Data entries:
==================================================

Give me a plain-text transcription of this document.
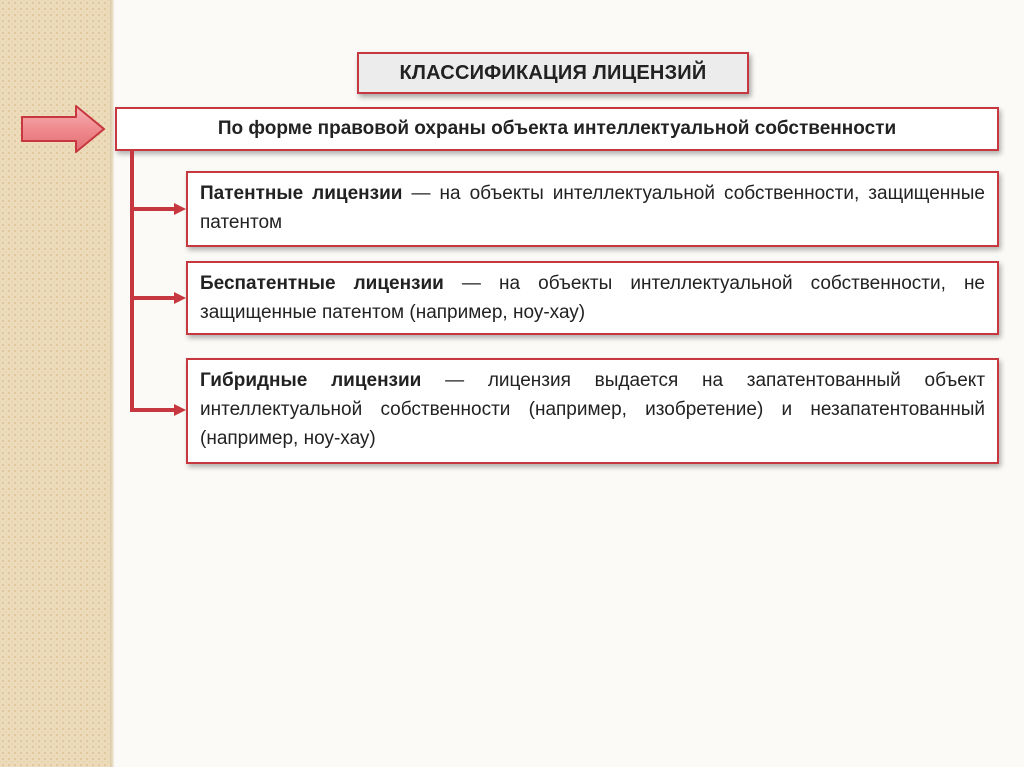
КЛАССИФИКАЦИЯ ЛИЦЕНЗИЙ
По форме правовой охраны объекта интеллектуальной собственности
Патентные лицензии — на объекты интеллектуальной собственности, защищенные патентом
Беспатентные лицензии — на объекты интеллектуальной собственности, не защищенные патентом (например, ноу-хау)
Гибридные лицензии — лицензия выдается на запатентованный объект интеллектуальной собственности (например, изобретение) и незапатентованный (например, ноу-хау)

==================================================

Directions: Leave out the pictures and copy every record above exactly.

Reply:
Give me a plain-text transcription of this document.
КЛАССИФИКАЦИЯ ЛИЦЕНЗИЙ
По форме правовой охраны объекта интеллектуальной собственности
Патентные лицензии — на объекты интеллектуальной собственности, защищенные патентом
Беспатентные лицензии — на объекты интеллектуальной собственности, не защищенные патентом (например, ноу-хау)
Гибридные лицензии — лицензия выдается на запатентованный объект интеллектуальной собственности (например, изобретение) и незапатентованный (например, ноу-хау)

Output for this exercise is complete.